What is being asked - Please print each record that follows precisely as it appears.

Given data -
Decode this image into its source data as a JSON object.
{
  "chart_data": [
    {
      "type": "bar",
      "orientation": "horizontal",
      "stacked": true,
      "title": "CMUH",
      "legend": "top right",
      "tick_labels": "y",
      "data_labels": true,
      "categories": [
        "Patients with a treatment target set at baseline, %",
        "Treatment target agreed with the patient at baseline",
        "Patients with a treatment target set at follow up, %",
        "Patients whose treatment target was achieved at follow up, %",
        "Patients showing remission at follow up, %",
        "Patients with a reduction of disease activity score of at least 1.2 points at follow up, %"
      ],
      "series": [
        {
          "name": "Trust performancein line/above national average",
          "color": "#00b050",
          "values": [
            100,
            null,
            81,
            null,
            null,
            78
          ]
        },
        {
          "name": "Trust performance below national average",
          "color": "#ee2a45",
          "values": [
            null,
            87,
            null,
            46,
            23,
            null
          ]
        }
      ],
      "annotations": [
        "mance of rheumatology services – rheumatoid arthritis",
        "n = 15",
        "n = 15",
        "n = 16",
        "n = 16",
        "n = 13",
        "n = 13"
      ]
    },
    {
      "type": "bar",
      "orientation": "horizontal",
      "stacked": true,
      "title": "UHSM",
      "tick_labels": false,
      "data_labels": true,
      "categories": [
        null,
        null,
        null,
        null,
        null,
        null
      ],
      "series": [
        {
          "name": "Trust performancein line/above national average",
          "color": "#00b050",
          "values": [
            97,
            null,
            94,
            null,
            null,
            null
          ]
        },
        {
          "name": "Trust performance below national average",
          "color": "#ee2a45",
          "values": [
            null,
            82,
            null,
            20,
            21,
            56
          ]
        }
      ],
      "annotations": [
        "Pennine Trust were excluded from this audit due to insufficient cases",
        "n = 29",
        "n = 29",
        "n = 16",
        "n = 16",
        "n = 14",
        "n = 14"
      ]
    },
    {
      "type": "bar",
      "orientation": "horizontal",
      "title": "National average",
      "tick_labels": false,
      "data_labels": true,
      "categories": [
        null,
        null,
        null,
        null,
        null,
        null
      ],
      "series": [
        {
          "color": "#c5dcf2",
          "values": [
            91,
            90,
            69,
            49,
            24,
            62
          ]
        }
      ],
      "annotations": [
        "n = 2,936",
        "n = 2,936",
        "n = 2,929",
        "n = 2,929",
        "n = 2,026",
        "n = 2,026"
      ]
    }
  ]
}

Result -
Decode this image into its source data as a JSON object.
{
  "chart_data": [
    {
      "type": "bar",
      "orientation": "horizontal",
      "stacked": true,
      "title": "CMUH",
      "legend": "top right",
      "tick_labels": "y",
      "data_labels": true,
      "categories": [
        "Patients with a treatment target set at baseline, %",
        "Treatment target agreed with the patient at baseline",
        "Patients with a treatment target set at follow up, %",
        "Patients whose treatment target was achieved at follow up, %",
        "Patients showing remission at follow up, %",
        "Patients with a reduction of disease activity score of at least 1.2 points at follow up, %"
      ],
      "series": [
        {
          "name": "Trust performancein line/above national average",
          "color": "#00b050",
          "values": [
            100,
            null,
            81,
            null,
            null,
            78
          ]
        },
        {
          "name": "Trust performance below national average",
          "color": "#ee2a45",
          "values": [
            null,
            87,
            null,
            46,
            23,
            null
          ]
        }
      ],
      "annotations": [
        "mance of rheumatology services – rheumatoid arthritis",
        "n = 15",
        "n = 15",
        "n = 16",
        "n = 16",
        "n = 13",
        "n = 13"
      ]
    },
    {
      "type": "bar",
      "orientation": "horizontal",
      "stacked": true,
      "title": "UHSM",
      "tick_labels": false,
      "data_labels": true,
      "categories": [
        null,
        null,
        null,
        null,
        null,
        null
      ],
      "series": [
        {
          "name": "Trust performancein line/above national average",
          "color": "#00b050",
          "values": [
            97,
            null,
            94,
            null,
            null,
            null
          ]
        },
        {
          "name": "Trust performance below national average",
          "color": "#ee2a45",
          "values": [
            null,
            82,
            null,
            20,
            21,
            56
          ]
        }
      ],
      "annotations": [
        "Pennine Trust were excluded from this audit due to insufficient cases",
        "n = 29",
        "n = 29",
        "n = 16",
        "n = 16",
        "n = 14",
        "n = 14"
      ]
    },
    {
      "type": "bar",
      "orientation": "horizontal",
      "title": "National average",
      "tick_labels": false,
      "data_labels": true,
      "categories": [
        null,
        null,
        null,
        null,
        null,
        null
      ],
      "series": [
        {
          "color": "#c5dcf2",
          "values": [
            91,
            90,
            69,
            49,
            24,
            62
          ]
        }
      ],
      "annotations": [
        "n = 2,936",
        "n = 2,936",
        "n = 2,929",
        "n = 2,929",
        "n = 2,026",
        "n = 2,026"
      ]
    }
  ]
}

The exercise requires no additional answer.